▶ [RECORDS SHOWN]:
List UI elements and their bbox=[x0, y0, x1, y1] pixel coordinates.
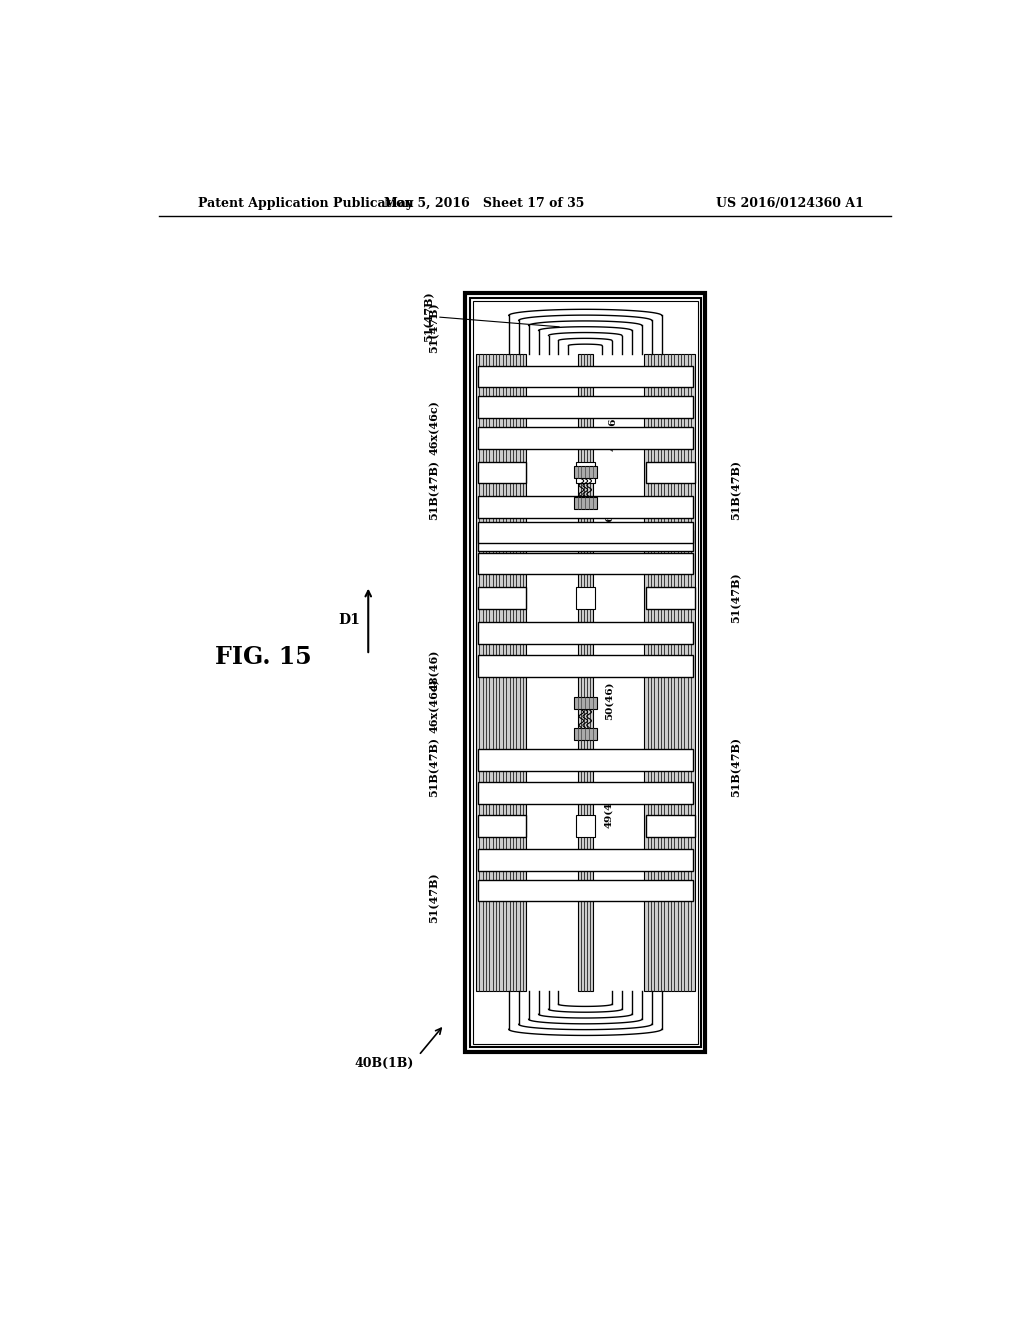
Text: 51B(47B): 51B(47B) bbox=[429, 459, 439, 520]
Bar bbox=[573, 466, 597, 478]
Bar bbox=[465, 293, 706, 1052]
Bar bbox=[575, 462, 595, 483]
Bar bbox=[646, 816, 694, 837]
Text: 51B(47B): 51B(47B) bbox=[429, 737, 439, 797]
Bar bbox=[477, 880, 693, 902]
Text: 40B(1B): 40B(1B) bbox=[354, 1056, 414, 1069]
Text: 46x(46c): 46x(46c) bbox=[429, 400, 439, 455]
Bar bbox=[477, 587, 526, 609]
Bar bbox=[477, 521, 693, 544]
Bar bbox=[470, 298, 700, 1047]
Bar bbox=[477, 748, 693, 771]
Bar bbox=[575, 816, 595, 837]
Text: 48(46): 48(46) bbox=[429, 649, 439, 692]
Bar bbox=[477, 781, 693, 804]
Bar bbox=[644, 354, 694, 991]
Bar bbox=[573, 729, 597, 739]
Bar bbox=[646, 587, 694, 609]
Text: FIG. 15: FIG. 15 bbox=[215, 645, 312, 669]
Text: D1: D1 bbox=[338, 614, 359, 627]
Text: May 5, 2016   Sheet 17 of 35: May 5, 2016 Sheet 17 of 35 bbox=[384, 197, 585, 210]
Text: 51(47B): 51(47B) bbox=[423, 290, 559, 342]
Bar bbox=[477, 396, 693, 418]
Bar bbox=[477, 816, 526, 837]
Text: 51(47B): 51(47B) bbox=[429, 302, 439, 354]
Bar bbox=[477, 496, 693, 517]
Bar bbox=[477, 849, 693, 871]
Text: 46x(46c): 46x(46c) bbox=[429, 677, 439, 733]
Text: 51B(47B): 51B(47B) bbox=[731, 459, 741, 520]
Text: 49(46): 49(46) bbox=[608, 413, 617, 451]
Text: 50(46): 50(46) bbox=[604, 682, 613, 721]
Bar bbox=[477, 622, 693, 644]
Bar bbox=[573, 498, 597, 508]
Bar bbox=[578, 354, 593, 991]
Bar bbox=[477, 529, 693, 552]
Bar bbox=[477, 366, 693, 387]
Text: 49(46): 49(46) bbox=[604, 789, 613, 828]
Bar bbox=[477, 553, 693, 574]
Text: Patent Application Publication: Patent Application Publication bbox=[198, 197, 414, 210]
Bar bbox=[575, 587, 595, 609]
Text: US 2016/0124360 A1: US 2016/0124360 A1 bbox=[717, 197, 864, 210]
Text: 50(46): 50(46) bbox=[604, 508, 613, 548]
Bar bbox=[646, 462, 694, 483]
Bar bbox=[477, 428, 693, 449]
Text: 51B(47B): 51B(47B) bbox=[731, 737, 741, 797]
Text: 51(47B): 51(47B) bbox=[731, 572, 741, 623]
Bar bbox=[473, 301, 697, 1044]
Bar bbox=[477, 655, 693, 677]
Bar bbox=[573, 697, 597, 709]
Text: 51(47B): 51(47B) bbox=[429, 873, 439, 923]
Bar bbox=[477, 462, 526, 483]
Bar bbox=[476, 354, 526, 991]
==
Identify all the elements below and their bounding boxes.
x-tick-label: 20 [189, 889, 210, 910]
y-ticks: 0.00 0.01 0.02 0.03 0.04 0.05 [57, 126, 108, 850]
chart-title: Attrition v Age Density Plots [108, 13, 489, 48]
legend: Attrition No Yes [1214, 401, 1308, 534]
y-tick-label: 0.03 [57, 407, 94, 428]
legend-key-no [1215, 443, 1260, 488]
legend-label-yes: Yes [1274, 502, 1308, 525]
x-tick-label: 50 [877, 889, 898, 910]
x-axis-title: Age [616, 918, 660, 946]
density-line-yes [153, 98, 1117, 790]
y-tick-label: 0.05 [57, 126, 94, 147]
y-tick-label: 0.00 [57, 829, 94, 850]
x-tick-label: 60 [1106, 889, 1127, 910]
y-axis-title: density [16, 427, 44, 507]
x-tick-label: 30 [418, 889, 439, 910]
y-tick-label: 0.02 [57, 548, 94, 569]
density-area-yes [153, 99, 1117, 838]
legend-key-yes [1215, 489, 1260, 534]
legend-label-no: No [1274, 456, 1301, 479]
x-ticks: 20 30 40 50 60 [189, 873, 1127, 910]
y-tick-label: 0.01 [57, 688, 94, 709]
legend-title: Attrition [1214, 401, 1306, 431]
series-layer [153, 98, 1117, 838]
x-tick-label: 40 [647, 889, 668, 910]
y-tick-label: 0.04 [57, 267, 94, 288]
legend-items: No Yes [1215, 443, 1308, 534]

▶ [EXERCISE TASK]: Starting with the line that contains "Identify all the" and going on through the line that contains "x-tick-label: 60 [1106, 889, 1127, 910]", change "Age" to "Years" and leave everything else unchanged. Give back only those lines.

▶ [ANSWER TO THIS PROBLEM]:
Identify all the elements below and their bounding boxes.
x-tick-label: 20 [189, 889, 210, 910]
y-ticks: 0.00 0.01 0.02 0.03 0.04 0.05 [57, 126, 108, 850]
chart-title: Attrition v Years Density Plots [108, 13, 489, 48]
legend: Attrition No Yes [1214, 401, 1308, 534]
y-tick-label: 0.03 [57, 407, 94, 428]
legend-key-no [1215, 443, 1260, 488]
legend-label-yes: Yes [1274, 502, 1308, 525]
x-tick-label: 50 [877, 889, 898, 910]
x-axis-title: Years [616, 918, 660, 946]
density-line-yes [153, 98, 1117, 790]
y-tick-label: 0.05 [57, 126, 94, 147]
y-tick-label: 0.00 [57, 829, 94, 850]
x-tick-label: 60 [1106, 889, 1127, 910]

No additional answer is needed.